• _Requirements_:
Reproduce all records exactly.

• _Given records_:
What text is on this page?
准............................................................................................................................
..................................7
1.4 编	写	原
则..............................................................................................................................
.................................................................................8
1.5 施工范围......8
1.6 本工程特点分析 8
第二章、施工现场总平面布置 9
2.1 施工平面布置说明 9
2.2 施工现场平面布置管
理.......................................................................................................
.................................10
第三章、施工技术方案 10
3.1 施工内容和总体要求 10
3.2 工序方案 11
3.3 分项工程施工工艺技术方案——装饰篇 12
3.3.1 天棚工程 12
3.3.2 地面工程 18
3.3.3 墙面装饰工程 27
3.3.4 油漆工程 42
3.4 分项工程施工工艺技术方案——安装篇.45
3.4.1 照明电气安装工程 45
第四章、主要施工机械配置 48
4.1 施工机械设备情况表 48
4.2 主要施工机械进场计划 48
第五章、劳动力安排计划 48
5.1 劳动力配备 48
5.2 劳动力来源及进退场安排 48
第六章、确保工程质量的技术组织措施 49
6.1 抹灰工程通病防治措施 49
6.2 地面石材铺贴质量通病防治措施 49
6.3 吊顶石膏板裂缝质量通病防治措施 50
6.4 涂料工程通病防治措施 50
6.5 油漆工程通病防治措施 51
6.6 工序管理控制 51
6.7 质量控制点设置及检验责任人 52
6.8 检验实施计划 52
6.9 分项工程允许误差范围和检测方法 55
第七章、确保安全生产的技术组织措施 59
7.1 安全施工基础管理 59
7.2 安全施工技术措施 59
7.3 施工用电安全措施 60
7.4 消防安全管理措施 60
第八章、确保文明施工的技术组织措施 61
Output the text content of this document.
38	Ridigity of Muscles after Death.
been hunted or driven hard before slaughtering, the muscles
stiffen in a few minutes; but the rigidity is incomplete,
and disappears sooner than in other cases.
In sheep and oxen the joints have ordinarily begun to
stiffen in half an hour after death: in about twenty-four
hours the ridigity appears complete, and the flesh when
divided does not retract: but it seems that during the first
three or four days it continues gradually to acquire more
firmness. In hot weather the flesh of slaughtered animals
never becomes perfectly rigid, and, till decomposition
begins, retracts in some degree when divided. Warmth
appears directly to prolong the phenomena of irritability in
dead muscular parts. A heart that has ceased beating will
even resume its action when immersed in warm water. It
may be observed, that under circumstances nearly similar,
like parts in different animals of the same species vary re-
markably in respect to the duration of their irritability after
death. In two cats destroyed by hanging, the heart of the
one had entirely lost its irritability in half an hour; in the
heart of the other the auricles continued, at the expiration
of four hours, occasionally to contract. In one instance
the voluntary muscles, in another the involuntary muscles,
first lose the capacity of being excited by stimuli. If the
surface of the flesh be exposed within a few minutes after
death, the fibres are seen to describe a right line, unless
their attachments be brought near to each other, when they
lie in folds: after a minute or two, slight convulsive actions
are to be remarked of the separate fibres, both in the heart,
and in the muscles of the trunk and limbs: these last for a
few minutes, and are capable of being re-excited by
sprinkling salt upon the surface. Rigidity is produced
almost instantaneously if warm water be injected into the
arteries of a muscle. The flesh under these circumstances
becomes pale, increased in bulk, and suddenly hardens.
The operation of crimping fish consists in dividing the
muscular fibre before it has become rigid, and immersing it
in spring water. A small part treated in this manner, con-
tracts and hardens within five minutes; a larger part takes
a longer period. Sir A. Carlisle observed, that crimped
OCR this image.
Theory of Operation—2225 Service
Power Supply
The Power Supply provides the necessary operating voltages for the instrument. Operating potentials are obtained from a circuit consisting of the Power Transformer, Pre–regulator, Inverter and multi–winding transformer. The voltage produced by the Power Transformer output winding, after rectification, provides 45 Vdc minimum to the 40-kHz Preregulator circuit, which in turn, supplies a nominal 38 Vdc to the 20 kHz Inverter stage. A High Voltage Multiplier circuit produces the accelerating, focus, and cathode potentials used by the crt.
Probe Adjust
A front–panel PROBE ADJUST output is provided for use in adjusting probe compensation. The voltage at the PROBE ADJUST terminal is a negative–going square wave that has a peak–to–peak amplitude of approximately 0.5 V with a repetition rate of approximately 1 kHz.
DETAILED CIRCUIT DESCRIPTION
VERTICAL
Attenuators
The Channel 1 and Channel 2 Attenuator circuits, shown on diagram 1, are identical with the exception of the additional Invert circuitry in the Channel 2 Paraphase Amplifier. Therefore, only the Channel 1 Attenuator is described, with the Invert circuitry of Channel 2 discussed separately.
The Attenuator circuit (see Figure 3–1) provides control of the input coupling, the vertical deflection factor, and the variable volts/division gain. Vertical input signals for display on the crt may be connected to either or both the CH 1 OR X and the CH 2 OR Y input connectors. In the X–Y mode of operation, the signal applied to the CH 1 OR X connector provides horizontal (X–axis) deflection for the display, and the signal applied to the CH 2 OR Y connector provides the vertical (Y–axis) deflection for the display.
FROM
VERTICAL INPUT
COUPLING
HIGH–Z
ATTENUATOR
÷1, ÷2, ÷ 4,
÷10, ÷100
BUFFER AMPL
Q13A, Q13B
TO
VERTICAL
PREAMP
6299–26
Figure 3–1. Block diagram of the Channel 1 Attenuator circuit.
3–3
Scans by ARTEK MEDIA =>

• _Expected answer_:
What text is on this page?
准............................................................................................................................
..................................7
1.4 编	写	原
则..............................................................................................................................
.................................................................................8
1.5 施工范围......8
1.6 本工程特点分析 8
第二章、施工现场总平面布置 9
2.1 施工平面布置说明 9
2.2 施工现场平面布置管
理.......................................................................................................
.................................10
第三章、施工技术方案 10
3.1 施工内容和总体要求 10
3.2 工序方案 11
3.3 分项工程施工工艺技术方案——装饰篇 12
3.3.1 天棚工程 12
3.3.2 地面工程 18
3.3.3 墙面装饰工程 27
3.3.4 油漆工程 42
3.4 分项工程施工工艺技术方案——安装篇.45
3.4.1 照明电气安装工程 45
第四章、主要施工机械配置 48
4.1 施工机械设备情况表 48
4.2 主要施工机械进场计划 48
第五章、劳动力安排计划 48
5.1 劳动力配备 48
5.2 劳动力来源及进退场安排 48
第六章、确保工程质量的技术组织措施 49
6.1 抹灰工程通病防治措施 49
6.2 地面石材铺贴质量通病防治措施 49
6.3 吊顶石膏板裂缝质量通病防治措施 50
6.4 涂料工程通病防治措施 50
6.5 油漆工程通病防治措施 51
6.6 工序管理控制 51
6.7 质量控制点设置及检验责任人 52
6.8 检验实施计划 52
6.9 分项工程允许误差范围和检测方法 55
第七章、确保安全生产的技术组织措施 59
7.1 安全施工基础管理 59
7.2 安全施工技术措施 59
7.3 施工用电安全措施 60
7.4 消防安全管理措施 60
第八章、确保文明施工的技术组织措施 61
Output the text content of this document.
38	Ridigity of Muscles after Death.
been hunted or driven hard before slaughtering, the muscles
stiffen in a few minutes; but the rigidity is incomplete,
and disappears sooner than in other cases.
In sheep and oxen the joints have ordinarily begun to
stiffen in half an hour after death: in about twenty-four
hours the ridigity appears complete, and the flesh when
divided does not retract: but it seems that during the first
three or four days it continues gradually to acquire more
firmness. In hot weather the flesh of slaughtered animals
never becomes perfectly rigid, and, till decomposition
begins, retracts in some degree when divided. Warmth
appears directly to prolong the phenomena of irritability in
dead muscular parts. A heart that has ceased beating will
even resume its action when immersed in warm water. It
may be observed, that under circumstances nearly similar,
like parts in different animals of the same species vary re-
markably in respect to the duration of their irritability after
death. In two cats destroyed by hanging, the heart of the
one had entirely lost its irritability in half an hour; in the
heart of the other the auricles continued, at the expiration
of four hours, occasionally to contract. In one instance
the voluntary muscles, in another the involuntary muscles,
first lose the capacity of being excited by stimuli. If the
surface of the flesh be exposed within a few minutes after
death, the fibres are seen to describe a right line, unless
their attachments be brought near to each other, when they
lie in folds: after a minute or two, slight convulsive actions
are to be remarked of the separate fibres, both in the heart,
and in the muscles of the trunk and limbs: these last for a
few minutes, and are capable of being re-excited by
sprinkling salt upon the surface. Rigidity is produced
almost instantaneously if warm water be injected into the
arteries of a muscle. The flesh under these circumstances
becomes pale, increased in bulk, and suddenly hardens.
The operation of crimping fish consists in dividing the
muscular fibre before it has become rigid, and immersing it
in spring water. A small part treated in this manner, con-
tracts and hardens within five minutes; a larger part takes
a longer period. Sir A. Carlisle observed, that crimped
OCR this image.
Theory of Operation—2225 Service
Power Supply
The Power Supply provides the necessary operating voltages for the instrument. Operating potentials are obtained from a circuit consisting of the Power Transformer, Pre–regulator, Inverter and multi–winding transformer. The voltage produced by the Power Transformer output winding, after rectification, provides 45 Vdc minimum to the 40-kHz Preregulator circuit, which in turn, supplies a nominal 38 Vdc to the 20 kHz Inverter stage. A High Voltage Multiplier circuit produces the accelerating, focus, and cathode potentials used by the crt.
Probe Adjust
A front–panel PROBE ADJUST output is provided for use in adjusting probe compensation. The voltage at the PROBE ADJUST terminal is a negative–going square wave that has a peak–to–peak amplitude of approximately 0.5 V with a repetition rate of approximately 1 kHz.
DETAILED CIRCUIT DESCRIPTION
VERTICAL
Attenuators
The Channel 1 and Channel 2 Attenuator circuits, shown on diagram 1, are identical with the exception of the additional Invert circuitry in the Channel 2 Paraphase Amplifier. Therefore, only the Channel 1 Attenuator is described, with the Invert circuitry of Channel 2 discussed separately.
The Attenuator circuit (see Figure 3–1) provides control of the input coupling, the vertical deflection factor, and the variable volts/division gain. Vertical input signals for display on the crt may be connected to either or both the CH 1 OR X and the CH 2 OR Y input connectors. In the X–Y mode of operation, the signal applied to the CH 1 OR X connector provides horizontal (X–axis) deflection for the display, and the signal applied to the CH 2 OR Y connector provides the vertical (Y–axis) deflection for the display.
FROM
VERTICAL INPUT
COUPLING
HIGH–Z
ATTENUATOR
÷1, ÷2, ÷ 4,
÷10, ÷100
BUFFER AMPL
Q13A, Q13B
TO
VERTICAL
PREAMP
6299–26
Figure 3–1. Block diagram of the Channel 1 Attenuator circuit.
3–3
Scans by ARTEK MEDIA =>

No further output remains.